» WHAT TO DO
Identify and reproduce every line holding the string "激动人心的时刻到了".

▼

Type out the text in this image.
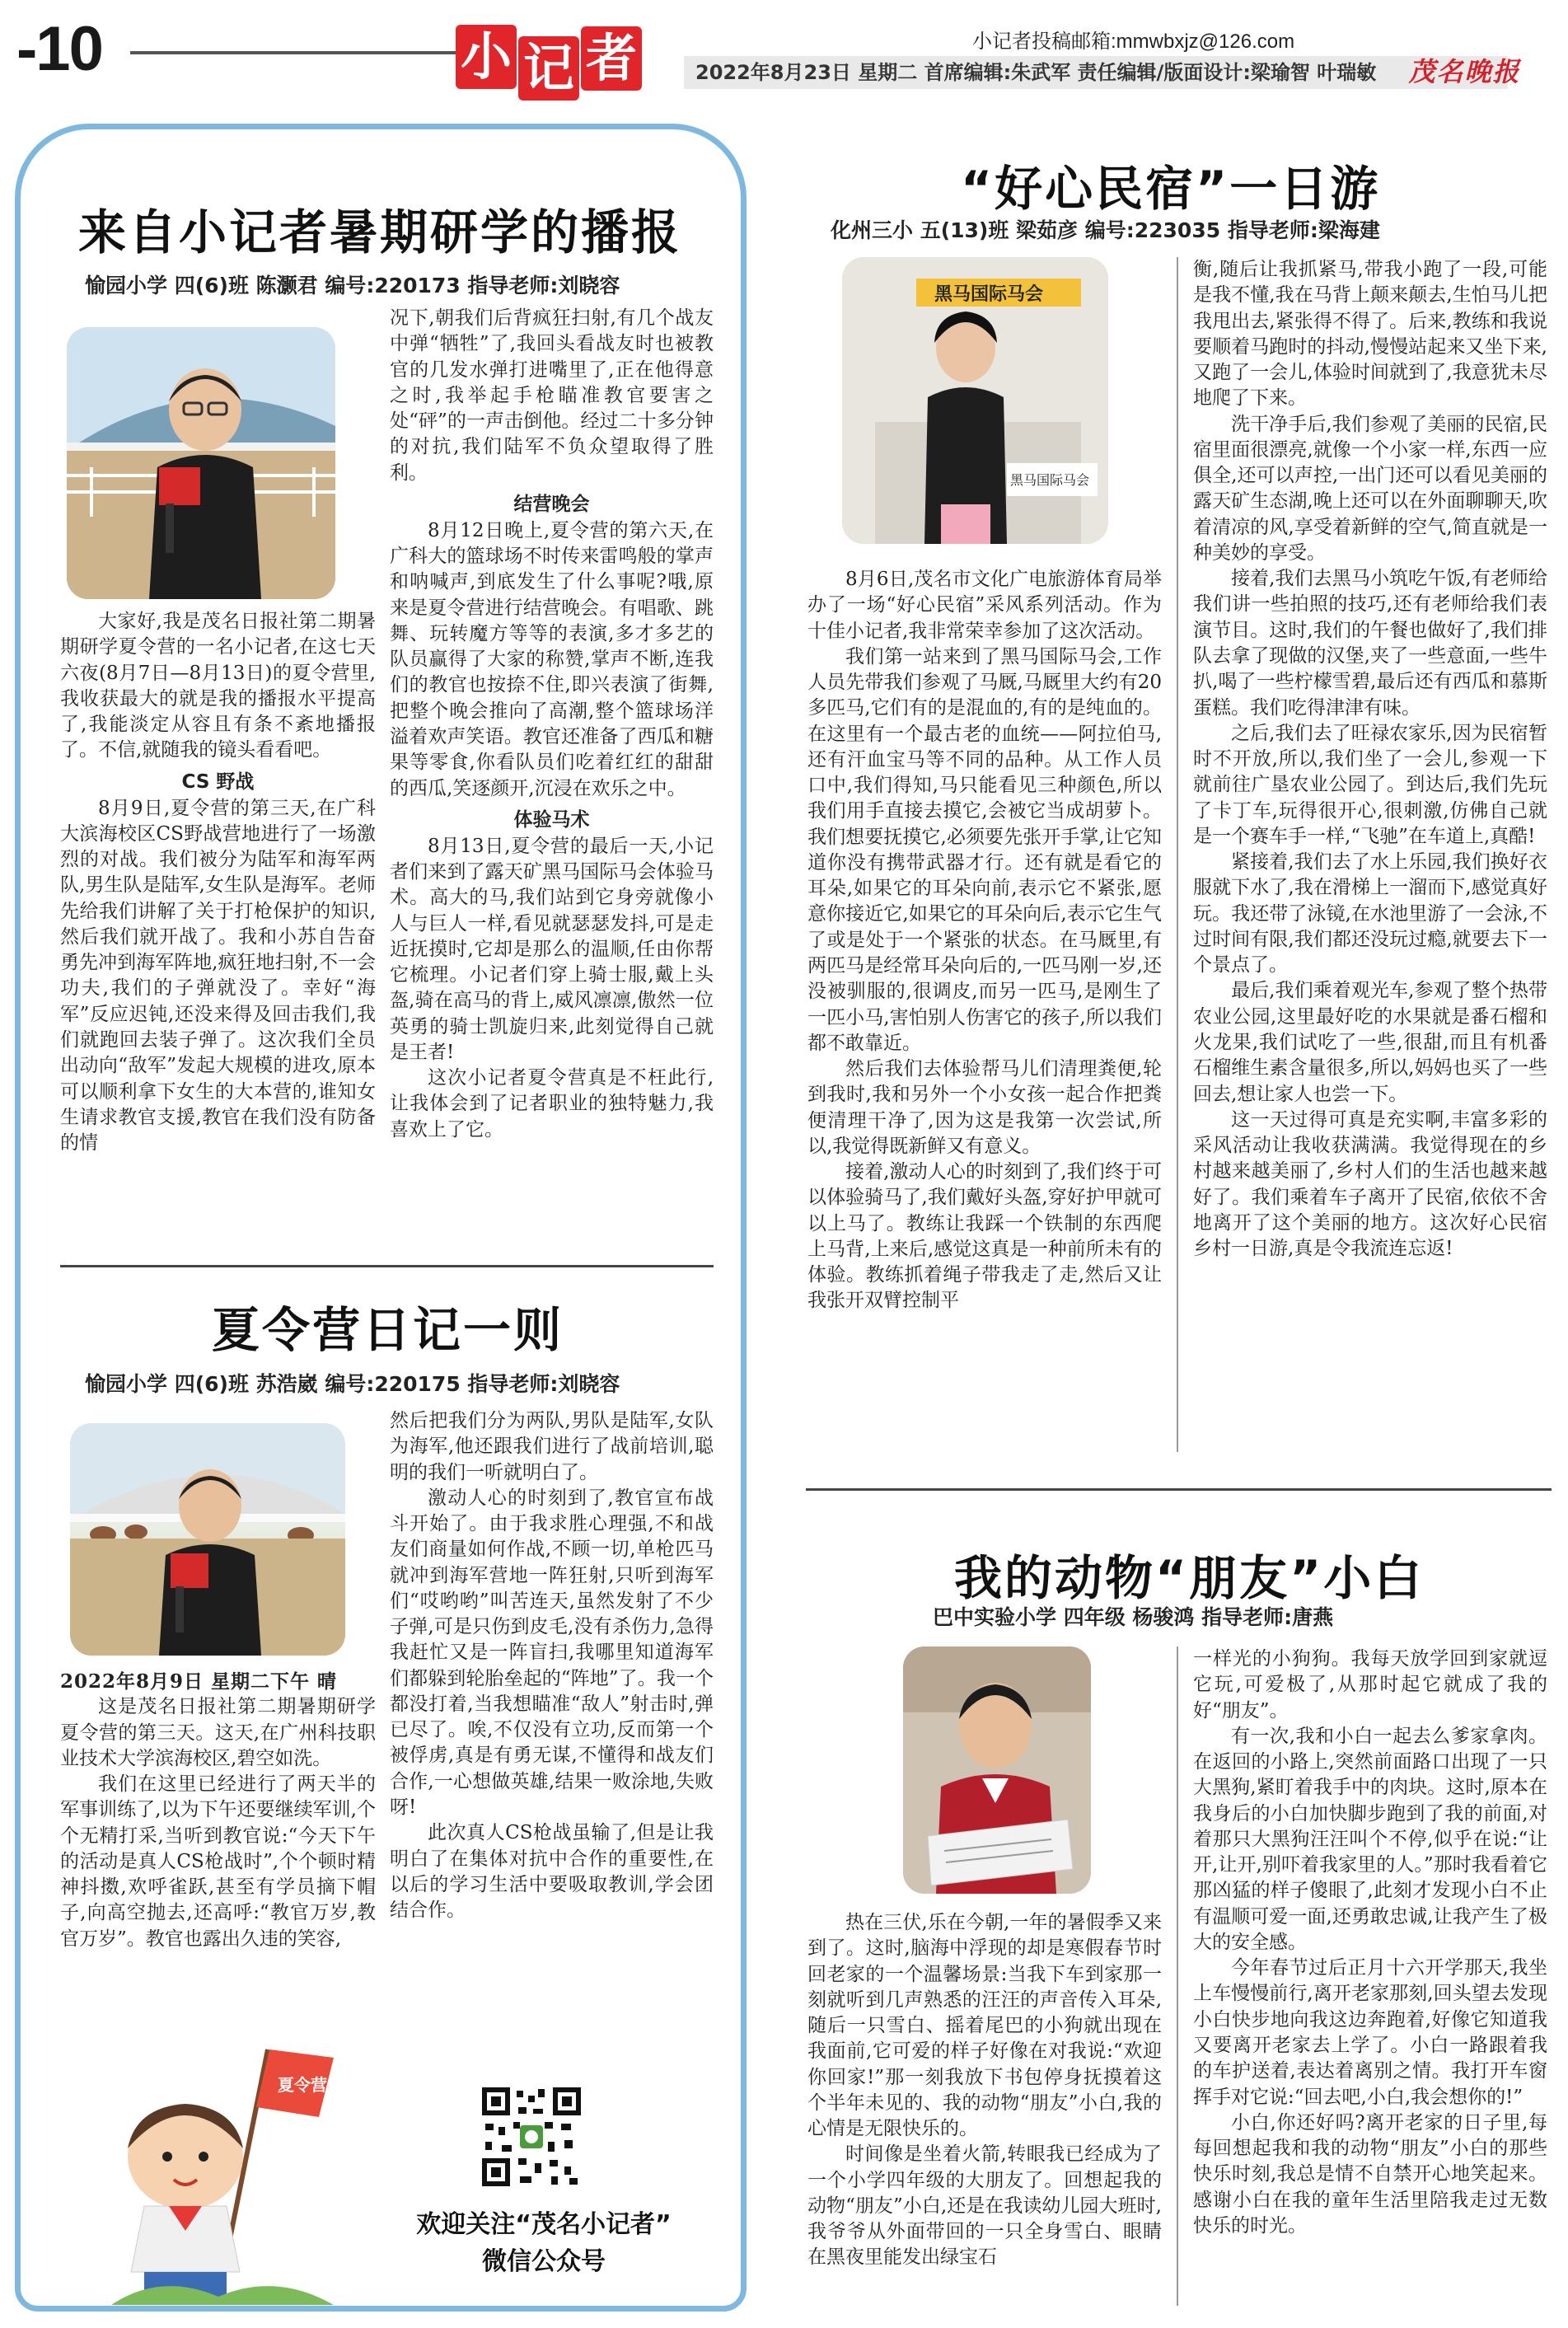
-10	小 记 者	小记者投稿邮箱:mmwbxjz@126.com
2022年8月23日 星期二 首席编辑:朱武军 责任编辑/版面设计:梁瑜智 叶瑞敏	茂名晚报
来自小记者暑期研学的播报
愉园小学 四(6)班 陈灏君 编号:220173 指导老师:刘晓容

大家好,我是茂名日报社第二期暑期研学夏令营的一名小记者,在这七天六夜(8月7日—8月13日)的夏令营里,我收获最大的就是我的播报水平提高了,我能淡定从容且有条不紊地播报了。不信,就随我的镜头看看吧。

CS 野战

8月9日,夏令营的第三天,在广科大滨海校区CS野战营地进行了一场激烈的对战。我们被分为陆军和海军两队,男生队是陆军,女生队是海军。老师先给我们讲解了关于打枪保护的知识,然后我们就开战了。我和小苏自告奋勇先冲到海军阵地,疯狂地扫射,不一会功夫,我们的子弹就没了。幸好“海军”反应迟钝,还没来得及回击我们,我们就跑回去装子弹了。这次我们全员出动向“敌军”发起大规模的进攻,原本可以顺利拿下女生的大本营的,谁知女生请求教官支援,教官在我们没有防备的情

况下,朝我们后背疯狂扫射,有几个战友中弹“牺牲”了,我回头看战友时也被教官的几发水弹打进嘴里了,正在他得意之时,我举起手枪瞄准教官要害之处“砰”的一声击倒他。经过二十多分钟的对抗,我们陆军不负众望取得了胜利。

结营晚会

8月12日晚上,夏令营的第六天,在广科大的篮球场不时传来雷鸣般的掌声和呐喊声,到底发生了什么事呢?哦,原来是夏令营进行结营晚会。有唱歌、跳舞、玩转魔方等等的表演,多才多艺的队员赢得了大家的称赞,掌声不断,连我们的教官也按捺不住,即兴表演了街舞,把整个晚会推向了高潮,整个篮球场洋溢着欢声笑语。教官还准备了西瓜和糖果等零食,你看队员们吃着红红的甜甜的西瓜,笑逐颜开,沉浸在欢乐之中。

体验马术

8月13日,夏令营的最后一天,小记者们来到了露天矿黑马国际马会体验马术。高大的马,我们站到它身旁就像小人与巨人一样,看见就瑟瑟发抖,可是走近抚摸时,它却是那么的温顺,任由你帮它梳理。小记者们穿上骑士服,戴上头盔,骑在高马的背上,威风凛凛,傲然一位英勇的骑士凯旋归来,此刻觉得自己就是王者!

这次小记者夏令营真是不枉此行,让我体会到了记者职业的独特魅力,我喜欢上了它。

夏令营日记一则
愉园小学 四(6)班 苏浩崴 编号:220175 指导老师:刘晓容

2022年8月9日 星期二下午 晴

这是茂名日报社第二期暑期研学夏令营的第三天。这天,在广州科技职业技术大学滨海校区,碧空如洗。

我们在这里已经进行了两天半的军事训练了,以为下午还要继续军训,个个无精打采,当听到教官说:“今天下午的活动是真人CS枪战时”,个个顿时精神抖擞,欢呼雀跃,甚至有学员摘下帽子,向高空抛去,还高呼:“教官万岁,教官万岁”。教官也露出久违的笑容,

然后把我们分为两队,男队是陆军,女队为海军,他还跟我们进行了战前培训,聪明的我们一听就明白了。

激动人心的时刻到了,教官宣布战斗开始了。由于我求胜心理强,不和战友们商量如何作战,不顾一切,单枪匹马就冲到海军营地一阵狂射,只听到海军们“哎哟哟”叫苦连天,虽然发射了不少子弹,可是只伤到皮毛,没有杀伤力,急得我赶忙又是一阵盲扫,我哪里知道海军们都躲到轮胎垒起的“阵地”了。我一个都没打着,当我想瞄准“敌人”射击时,弹已尽了。唉,不仅没有立功,反而第一个被俘虏,真是有勇无谋,不懂得和战友们合作,一心想做英雄,结果一败涂地,失败呀!

此次真人CS枪战虽输了,但是让我明白了在集体对抗中合作的重要性,在以后的学习生活中要吸取教训,学会团结合作。

夏令营
欢迎关注“茂名小记者”
微信公众号
“好心民宿”一日游
化州三小 五(13)班 梁茹彦 编号:223035 指导老师:梁海建
黑马国际马会
黑马国际马会

8月6日,茂名市文化广电旅游体育局举办了一场“好心民宿”采风系列活动。作为十佳小记者,我非常荣幸参加了这次活动。

我们第一站来到了黑马国际马会,工作人员先带我们参观了马厩,马厩里大约有20多匹马,它们有的是混血的,有的是纯血的。在这里有一个最古老的血统——阿拉伯马,还有汗血宝马等不同的品种。从工作人员口中,我们得知,马只能看见三种颜色,所以我们用手直接去摸它,会被它当成胡萝卜。我们想要抚摸它,必须要先张开手掌,让它知道你没有携带武器才行。还有就是看它的耳朵,如果它的耳朵向前,表示它不紧张,愿意你接近它,如果它的耳朵向后,表示它生气了或是处于一个紧张的状态。在马厩里,有两匹马是经常耳朵向后的,一匹马刚一岁,还没被驯服的,很调皮,而另一匹马,是刚生了一匹小马,害怕别人伤害它的孩子,所以我们都不敢靠近。

然后我们去体验帮马儿们清理粪便,轮到我时,我和另外一个小女孩一起合作把粪便清理干净了,因为这是我第一次尝试,所以,我觉得既新鲜又有意义。

接着,激动人心的时刻到了,我们终于可以体验骑马了,我们戴好头盔,穿好护甲就可以上马了。教练让我踩一个铁制的东西爬上马背,上来后,感觉这真是一种前所未有的体验。教练抓着绳子带我走了走,然后又让我张开双臂控制平

衡,随后让我抓紧马,带我小跑了一段,可能是我不懂,我在马背上颠来颠去,生怕马儿把我甩出去,紧张得不得了。后来,教练和我说要顺着马跑时的抖动,慢慢站起来又坐下来,又跑了一会儿,体验时间就到了,我意犹未尽地爬了下来。

洗干净手后,我们参观了美丽的民宿,民宿里面很漂亮,就像一个小家一样,东西一应俱全,还可以声控,一出门还可以看见美丽的露天矿生态湖,晚上还可以在外面聊聊天,吹着清凉的风,享受着新鲜的空气,简直就是一种美妙的享受。

接着,我们去黑马小筑吃午饭,有老师给我们讲一些拍照的技巧,还有老师给我们表演节目。这时,我们的午餐也做好了,我们排队去拿了现做的汉堡,夹了一些意面,一些牛扒,喝了一些柠檬雪碧,最后还有西瓜和慕斯蛋糕。我们吃得津津有味。

之后,我们去了旺禄农家乐,因为民宿暂时不开放,所以,我们坐了一会儿,参观一下就前往广垦农业公园了。到达后,我们先玩了卡丁车,玩得很开心,很刺激,仿佛自己就是一个赛车手一样,“飞驰”在车道上,真酷!

紧接着,我们去了水上乐园,我们换好衣服就下水了,我在滑梯上一溜而下,感觉真好玩。我还带了泳镜,在水池里游了一会泳,不过时间有限,我们都还没玩过瘾,就要去下一个景点了。

最后,我们乘着观光车,参观了整个热带农业公园,这里最好吃的水果就是番石榴和火龙果,我们试吃了一些,很甜,而且有机番石榴维生素含量很多,所以,妈妈也买了一些回去,想让家人也尝一下。

这一天过得可真是充实啊,丰富多彩的采风活动让我收获满满。我觉得现在的乡村越来越美丽了,乡村人们的生活也越来越好了。我们乘着车子离开了民宿,依依不舍地离开了这个美丽的地方。这次好心民宿乡村一日游,真是令我流连忘返!

我的动物“朋友”小白
巴中实验小学 四年级 杨骏鸿 指导老师:唐燕

热在三伏,乐在今朝,一年的暑假季又来到了。这时,脑海中浮现的却是寒假春节时回老家的一个温馨场景:当我下车到家那一刻就听到几声熟悉的汪汪的声音传入耳朵,随后一只雪白、摇着尾巴的小狗就出现在我面前,它可爱的样子好像在对我说:“欢迎你回家!”那一刻我放下书包停身抚摸着这个半年未见的、我的动物“朋友”小白,我的心情是无限快乐的。

时间像是坐着火箭,转眼我已经成为了一个小学四年级的大朋友了。回想起我的动物“朋友”小白,还是在我读幼儿园大班时,我爷爷从外面带回的一只全身雪白、眼睛在黑夜里能发出绿宝石

一样光的小狗狗。我每天放学回到家就逗它玩,可爱极了,从那时起它就成了我的好“朋友”。

有一次,我和小白一起去么爹家拿肉。在返回的小路上,突然前面路口出现了一只大黑狗,紧盯着我手中的肉块。这时,原本在我身后的小白加快脚步跑到了我的前面,对着那只大黑狗汪汪叫个不停,似乎在说:“让开,让开,别吓着我家里的人。”那时我看着它那凶猛的样子傻眼了,此刻才发现小白不止有温顺可爱一面,还勇敢忠诚,让我产生了极大的安全感。

今年春节过后正月十六开学那天,我坐上车慢慢前行,离开老家那刻,回头望去发现小白快步地向我这边奔跑着,好像它知道我又要离开老家去上学了。小白一路跟着我的车护送着,表达着离别之情。我打开车窗挥手对它说:“回去吧,小白,我会想你的!”

小白,你还好吗?离开老家的日子里,每每回想起我和我的动物“朋友”小白的那些快乐时刻,我总是情不自禁开心地笑起来。感谢小白在我的童年生活里陪我走过无数快乐的时光。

▲

» ANSWER BELOW
激动人心的时刻到了,教官宣布战斗开始了。由于我求胜心理强,不和战友们商量如何作战,不顾一切,单枪匹马就冲到海军营地一阵狂射,只听到海军们“哎哟哟”叫苦连天,虽然发射了不少子弹,可是只伤到皮毛,没有杀伤力,急得我赶忙又是一阵盲扫,我哪里知道海军们都躲到轮胎垒起的“阵地”了。我一个都没打着,当我想瞄准“敌人”射击时,弹已尽了。唉,不仅没有立功,反而第一个被俘虏,真是有勇无谋,不懂得和战友们合作,一心想做英雄,结果一败涂地,失败呀!
接着,激动人心的时刻到了,我们终于可以体验骑马了,我们戴好头盔,穿好护甲就可以上马了。教练让我踩一个铁制的东西爬上马背,上来后,感觉这真是一种前所未有的体验。教练抓着绳子带我走了走,然后又让我张开双臂控制平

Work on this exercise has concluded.